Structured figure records
## start

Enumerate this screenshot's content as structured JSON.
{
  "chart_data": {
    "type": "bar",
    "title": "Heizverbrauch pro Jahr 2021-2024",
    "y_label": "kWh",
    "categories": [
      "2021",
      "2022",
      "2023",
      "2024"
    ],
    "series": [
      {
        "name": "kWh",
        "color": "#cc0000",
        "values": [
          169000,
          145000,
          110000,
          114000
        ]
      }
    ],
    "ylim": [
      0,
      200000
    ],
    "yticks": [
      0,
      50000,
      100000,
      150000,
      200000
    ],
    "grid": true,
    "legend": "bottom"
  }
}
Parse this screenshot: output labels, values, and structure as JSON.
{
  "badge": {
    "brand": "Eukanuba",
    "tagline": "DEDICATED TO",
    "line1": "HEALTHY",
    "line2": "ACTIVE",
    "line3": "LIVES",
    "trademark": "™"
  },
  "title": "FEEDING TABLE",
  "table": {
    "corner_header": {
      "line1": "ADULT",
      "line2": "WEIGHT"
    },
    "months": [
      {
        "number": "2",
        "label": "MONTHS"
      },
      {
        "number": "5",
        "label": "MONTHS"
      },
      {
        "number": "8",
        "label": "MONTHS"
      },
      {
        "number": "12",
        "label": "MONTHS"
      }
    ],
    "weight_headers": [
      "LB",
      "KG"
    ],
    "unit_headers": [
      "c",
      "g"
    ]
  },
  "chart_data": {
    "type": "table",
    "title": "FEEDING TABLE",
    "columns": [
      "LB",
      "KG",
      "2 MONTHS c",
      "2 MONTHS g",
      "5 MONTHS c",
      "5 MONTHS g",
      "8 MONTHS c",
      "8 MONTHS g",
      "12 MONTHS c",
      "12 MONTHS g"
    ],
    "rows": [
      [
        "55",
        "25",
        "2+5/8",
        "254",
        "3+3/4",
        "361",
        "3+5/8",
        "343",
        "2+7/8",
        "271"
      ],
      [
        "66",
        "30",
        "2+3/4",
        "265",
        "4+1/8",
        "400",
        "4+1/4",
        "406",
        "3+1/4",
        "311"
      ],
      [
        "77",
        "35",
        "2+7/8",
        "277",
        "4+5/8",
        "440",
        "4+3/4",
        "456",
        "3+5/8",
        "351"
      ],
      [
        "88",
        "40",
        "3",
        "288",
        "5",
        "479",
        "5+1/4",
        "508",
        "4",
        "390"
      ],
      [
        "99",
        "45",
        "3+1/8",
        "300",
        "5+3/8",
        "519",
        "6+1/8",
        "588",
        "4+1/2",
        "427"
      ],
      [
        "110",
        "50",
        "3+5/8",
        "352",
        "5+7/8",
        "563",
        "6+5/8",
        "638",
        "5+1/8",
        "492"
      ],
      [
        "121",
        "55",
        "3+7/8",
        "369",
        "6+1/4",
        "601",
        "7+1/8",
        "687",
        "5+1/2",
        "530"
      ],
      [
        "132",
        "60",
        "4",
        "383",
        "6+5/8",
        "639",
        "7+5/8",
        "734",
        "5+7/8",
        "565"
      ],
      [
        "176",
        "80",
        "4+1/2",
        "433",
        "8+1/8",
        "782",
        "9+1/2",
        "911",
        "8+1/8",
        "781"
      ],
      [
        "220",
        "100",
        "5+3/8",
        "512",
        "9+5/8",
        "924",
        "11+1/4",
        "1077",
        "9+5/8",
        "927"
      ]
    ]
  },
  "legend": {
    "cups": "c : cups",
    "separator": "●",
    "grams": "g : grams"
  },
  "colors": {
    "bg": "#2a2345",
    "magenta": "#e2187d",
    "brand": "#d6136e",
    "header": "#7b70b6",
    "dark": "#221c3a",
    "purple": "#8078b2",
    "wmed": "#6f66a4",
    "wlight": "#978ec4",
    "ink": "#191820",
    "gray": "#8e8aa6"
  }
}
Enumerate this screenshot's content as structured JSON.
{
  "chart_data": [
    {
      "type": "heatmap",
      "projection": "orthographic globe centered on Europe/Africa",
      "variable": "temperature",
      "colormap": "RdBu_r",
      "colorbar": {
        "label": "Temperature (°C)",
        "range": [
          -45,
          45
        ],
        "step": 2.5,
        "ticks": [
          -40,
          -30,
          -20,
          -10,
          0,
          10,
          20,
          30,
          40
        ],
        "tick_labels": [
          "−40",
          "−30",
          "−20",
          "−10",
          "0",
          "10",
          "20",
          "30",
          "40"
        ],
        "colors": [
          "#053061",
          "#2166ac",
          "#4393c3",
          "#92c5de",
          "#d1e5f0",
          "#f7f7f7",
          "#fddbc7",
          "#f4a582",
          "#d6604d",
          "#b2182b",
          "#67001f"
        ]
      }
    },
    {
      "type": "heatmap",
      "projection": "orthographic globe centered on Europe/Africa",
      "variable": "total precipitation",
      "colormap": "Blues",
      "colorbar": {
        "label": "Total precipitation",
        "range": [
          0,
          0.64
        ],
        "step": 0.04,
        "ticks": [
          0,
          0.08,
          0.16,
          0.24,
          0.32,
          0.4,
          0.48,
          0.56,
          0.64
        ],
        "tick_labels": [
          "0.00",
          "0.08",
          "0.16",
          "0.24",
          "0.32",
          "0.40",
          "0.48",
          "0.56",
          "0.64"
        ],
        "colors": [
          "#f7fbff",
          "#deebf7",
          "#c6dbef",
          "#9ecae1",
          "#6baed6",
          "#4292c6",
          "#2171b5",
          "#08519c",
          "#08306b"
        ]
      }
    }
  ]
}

## end

» **Set problem**: Write out the full set of records exactly as given.

» **Worked solution**:
Enumerate this screenshot's content as structured JSON.
{
  "chart_data": {
    "type": "bar",
    "title": "Heizverbrauch pro Jahr 2021-2024",
    "y_label": "kWh",
    "categories": [
      "2021",
      "2022",
      "2023",
      "2024"
    ],
    "series": [
      {
        "name": "kWh",
        "color": "#cc0000",
        "values": [
          169000,
          145000,
          110000,
          114000
        ]
      }
    ],
    "ylim": [
      0,
      200000
    ],
    "yticks": [
      0,
      50000,
      100000,
      150000,
      200000
    ],
    "grid": true,
    "legend": "bottom"
  }
}
Parse this screenshot: output labels, values, and structure as JSON.
{
  "badge": {
    "brand": "Eukanuba",
    "tagline": "DEDICATED TO",
    "line1": "HEALTHY",
    "line2": "ACTIVE",
    "line3": "LIVES",
    "trademark": "™"
  },
  "title": "FEEDING TABLE",
  "table": {
    "corner_header": {
      "line1": "ADULT",
      "line2": "WEIGHT"
    },
    "months": [
      {
        "number": "2",
        "label": "MONTHS"
      },
      {
        "number": "5",
        "label": "MONTHS"
      },
      {
        "number": "8",
        "label": "MONTHS"
      },
      {
        "number": "12",
        "label": "MONTHS"
      }
    ],
    "weight_headers": [
      "LB",
      "KG"
    ],
    "unit_headers": [
      "c",
      "g"
    ]
  },
  "chart_data": {
    "type": "table",
    "title": "FEEDING TABLE",
    "columns": [
      "LB",
      "KG",
      "2 MONTHS c",
      "2 MONTHS g",
      "5 MONTHS c",
      "5 MONTHS g",
      "8 MONTHS c",
      "8 MONTHS g",
      "12 MONTHS c",
      "12 MONTHS g"
    ],
    "rows": [
      [
        "55",
        "25",
        "2+5/8",
        "254",
        "3+3/4",
        "361",
        "3+5/8",
        "343",
        "2+7/8",
        "271"
      ],
      [
        "66",
        "30",
        "2+3/4",
        "265",
        "4+1/8",
        "400",
        "4+1/4",
        "406",
        "3+1/4",
        "311"
      ],
      [
        "77",
        "35",
        "2+7/8",
        "277",
        "4+5/8",
        "440",
        "4+3/4",
        "456",
        "3+5/8",
        "351"
      ],
      [
        "88",
        "40",
        "3",
        "288",
        "5",
        "479",
        "5+1/4",
        "508",
        "4",
        "390"
      ],
      [
        "99",
        "45",
        "3+1/8",
        "300",
        "5+3/8",
        "519",
        "6+1/8",
        "588",
        "4+1/2",
        "427"
      ],
      [
        "110",
        "50",
        "3+5/8",
        "352",
        "5+7/8",
        "563",
        "6+5/8",
        "638",
        "5+1/8",
        "492"
      ],
      [
        "121",
        "55",
        "3+7/8",
        "369",
        "6+1/4",
        "601",
        "7+1/8",
        "687",
        "5+1/2",
        "530"
      ],
      [
        "132",
        "60",
        "4",
        "383",
        "6+5/8",
        "639",
        "7+5/8",
        "734",
        "5+7/8",
        "565"
      ],
      [
        "176",
        "80",
        "4+1/2",
        "433",
        "8+1/8",
        "782",
        "9+1/2",
        "911",
        "8+1/8",
        "781"
      ],
      [
        "220",
        "100",
        "5+3/8",
        "512",
        "9+5/8",
        "924",
        "11+1/4",
        "1077",
        "9+5/8",
        "927"
      ]
    ]
  },
  "legend": {
    "cups": "c : cups",
    "separator": "●",
    "grams": "g : grams"
  },
  "colors": {
    "bg": "#2a2345",
    "magenta": "#e2187d",
    "brand": "#d6136e",
    "header": "#7b70b6",
    "dark": "#221c3a",
    "purple": "#8078b2",
    "wmed": "#6f66a4",
    "wlight": "#978ec4",
    "ink": "#191820",
    "gray": "#8e8aa6"
  }
}
Enumerate this screenshot's content as structured JSON.
{
  "chart_data": [
    {
      "type": "heatmap",
      "projection": "orthographic globe centered on Europe/Africa",
      "variable": "temperature",
      "colormap": "RdBu_r",
      "colorbar": {
        "label": "Temperature (°C)",
        "range": [
          -45,
          45
        ],
        "step": 2.5,
        "ticks": [
          -40,
          -30,
          -20,
          -10,
          0,
          10,
          20,
          30,
          40
        ],
        "tick_labels": [
          "−40",
          "−30",
          "−20",
          "−10",
          "0",
          "10",
          "20",
          "30",
          "40"
        ],
        "colors": [
          "#053061",
          "#2166ac",
          "#4393c3",
          "#92c5de",
          "#d1e5f0",
          "#f7f7f7",
          "#fddbc7",
          "#f4a582",
          "#d6604d",
          "#b2182b",
          "#67001f"
        ]
      }
    },
    {
      "type": "heatmap",
      "projection": "orthographic globe centered on Europe/Africa",
      "variable": "total precipitation",
      "colormap": "Blues",
      "colorbar": {
        "label": "Total precipitation",
        "range": [
          0,
          0.64
        ],
        "step": 0.04,
        "ticks": [
          0,
          0.08,
          0.16,
          0.24,
          0.32,
          0.4,
          0.48,
          0.56,
          0.64
        ],
        "tick_labels": [
          "0.00",
          "0.08",
          "0.16",
          "0.24",
          "0.32",
          "0.40",
          "0.48",
          "0.56",
          "0.64"
        ],
        "colors": [
          "#f7fbff",
          "#deebf7",
          "#c6dbef",
          "#9ecae1",
          "#6baed6",
          "#4292c6",
          "#2171b5",
          "#08519c",
          "#08306b"
        ]
      }
    }
  ]
}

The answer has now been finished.